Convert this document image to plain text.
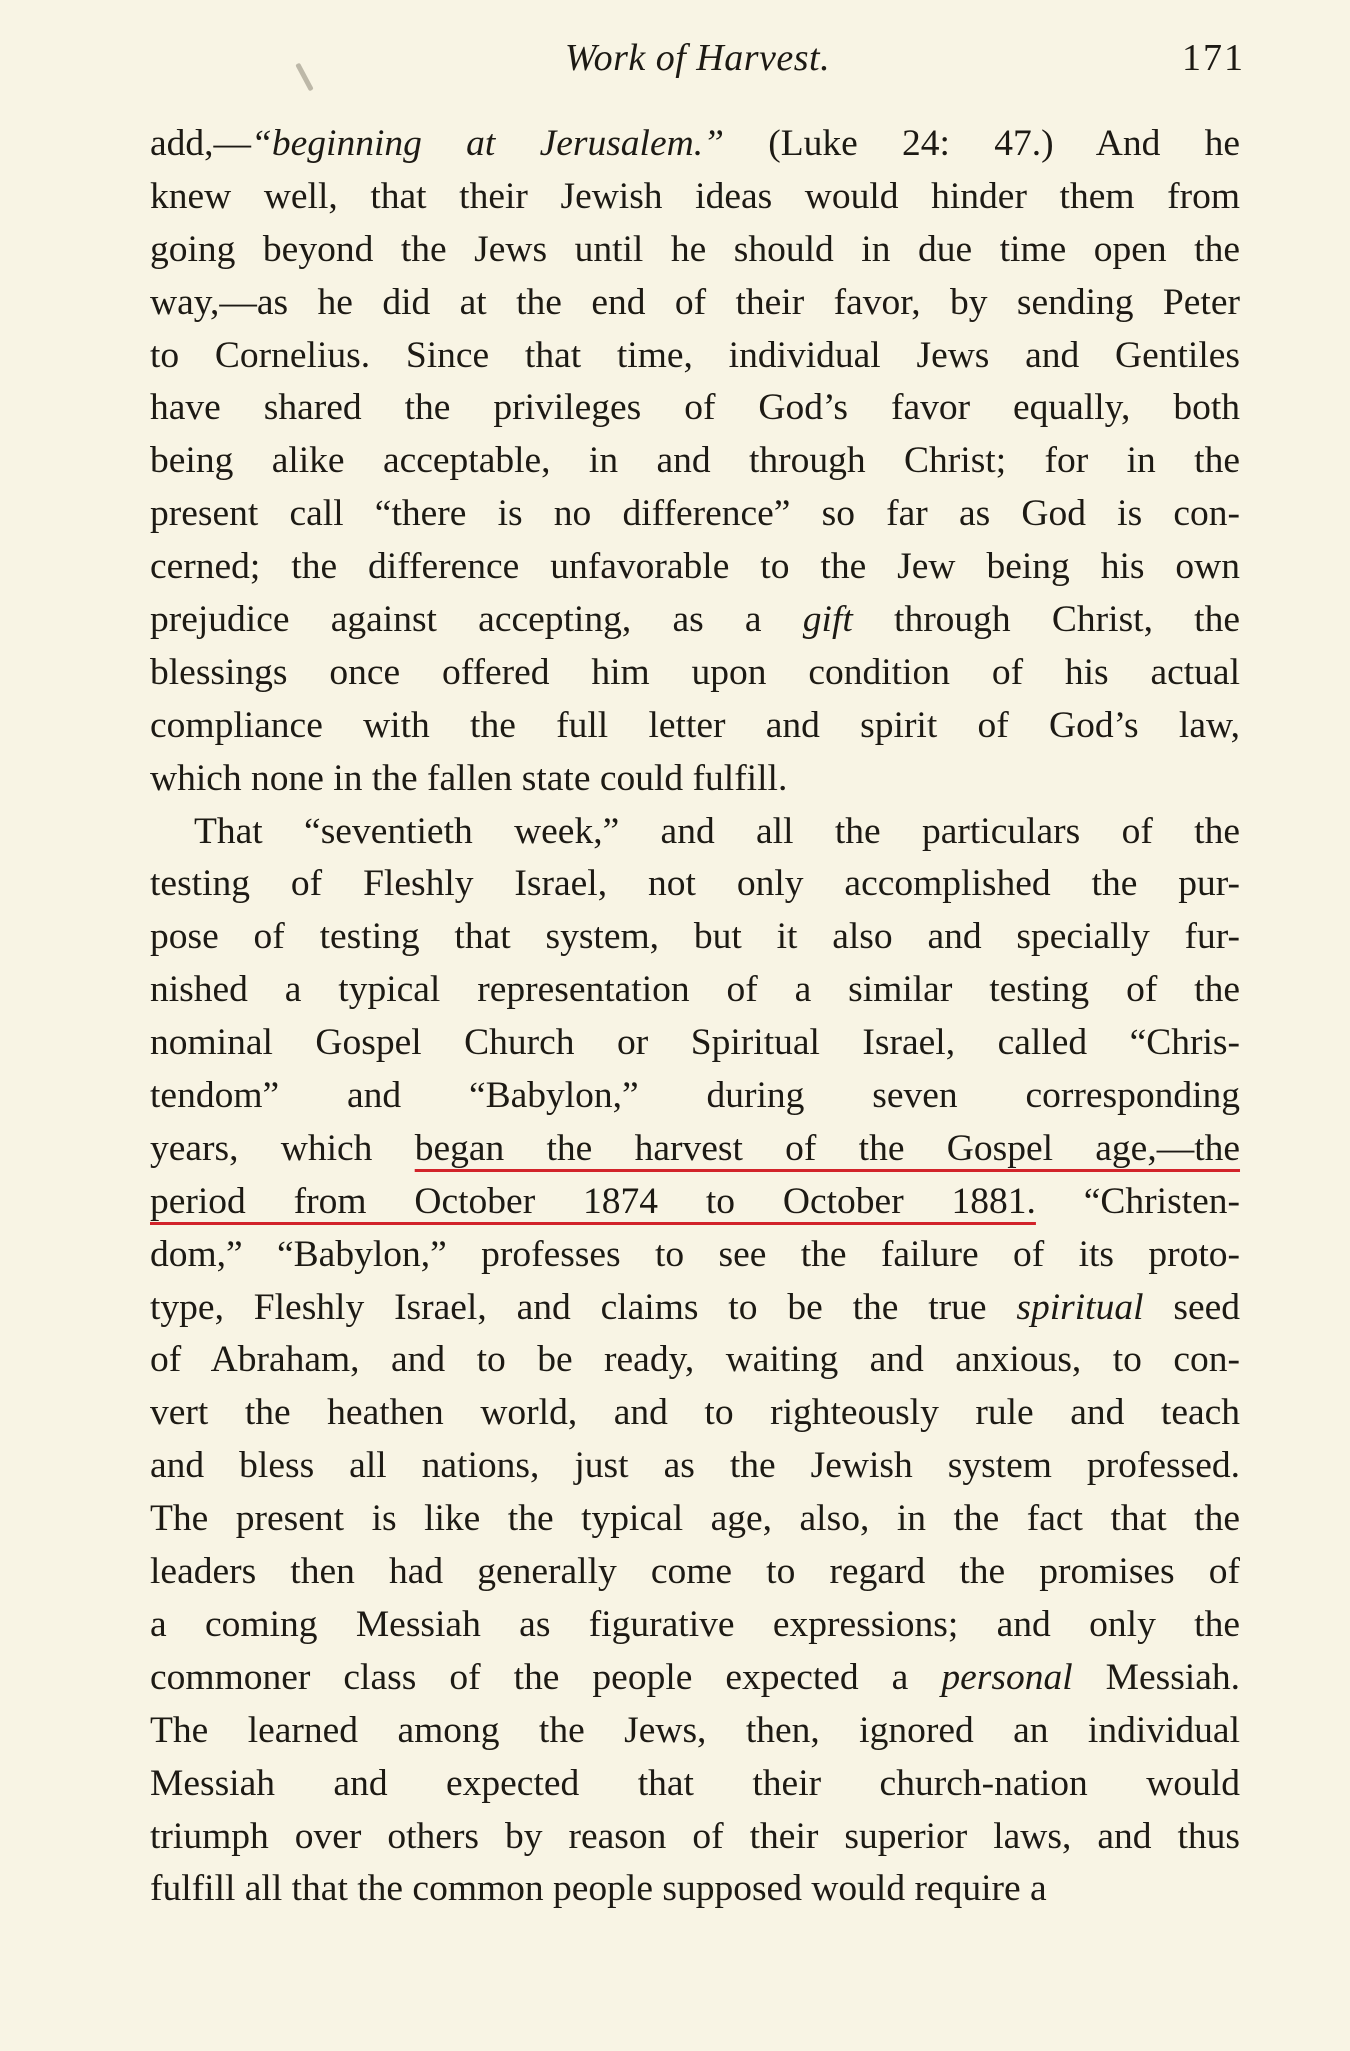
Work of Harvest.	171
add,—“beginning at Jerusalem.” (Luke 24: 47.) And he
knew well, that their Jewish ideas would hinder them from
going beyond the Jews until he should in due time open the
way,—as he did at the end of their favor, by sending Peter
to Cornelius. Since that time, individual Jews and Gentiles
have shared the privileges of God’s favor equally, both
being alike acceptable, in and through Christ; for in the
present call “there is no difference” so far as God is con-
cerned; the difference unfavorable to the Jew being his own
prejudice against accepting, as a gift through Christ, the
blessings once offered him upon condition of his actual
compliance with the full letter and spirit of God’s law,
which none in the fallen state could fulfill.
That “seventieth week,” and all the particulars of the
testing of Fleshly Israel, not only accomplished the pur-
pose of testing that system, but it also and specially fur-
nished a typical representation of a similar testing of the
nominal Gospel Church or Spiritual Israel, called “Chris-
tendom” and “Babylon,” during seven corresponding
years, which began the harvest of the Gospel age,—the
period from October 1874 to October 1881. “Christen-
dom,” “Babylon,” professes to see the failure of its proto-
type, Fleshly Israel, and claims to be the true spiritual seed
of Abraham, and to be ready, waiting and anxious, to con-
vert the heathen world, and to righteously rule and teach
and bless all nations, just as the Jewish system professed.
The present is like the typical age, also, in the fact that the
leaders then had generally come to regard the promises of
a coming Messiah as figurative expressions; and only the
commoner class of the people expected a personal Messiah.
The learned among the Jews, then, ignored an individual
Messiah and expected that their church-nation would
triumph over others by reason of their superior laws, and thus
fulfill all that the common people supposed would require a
#####
TASK OBJECTIVE
State only the count of lines above that hold the string "Fleshly".

RESULT
2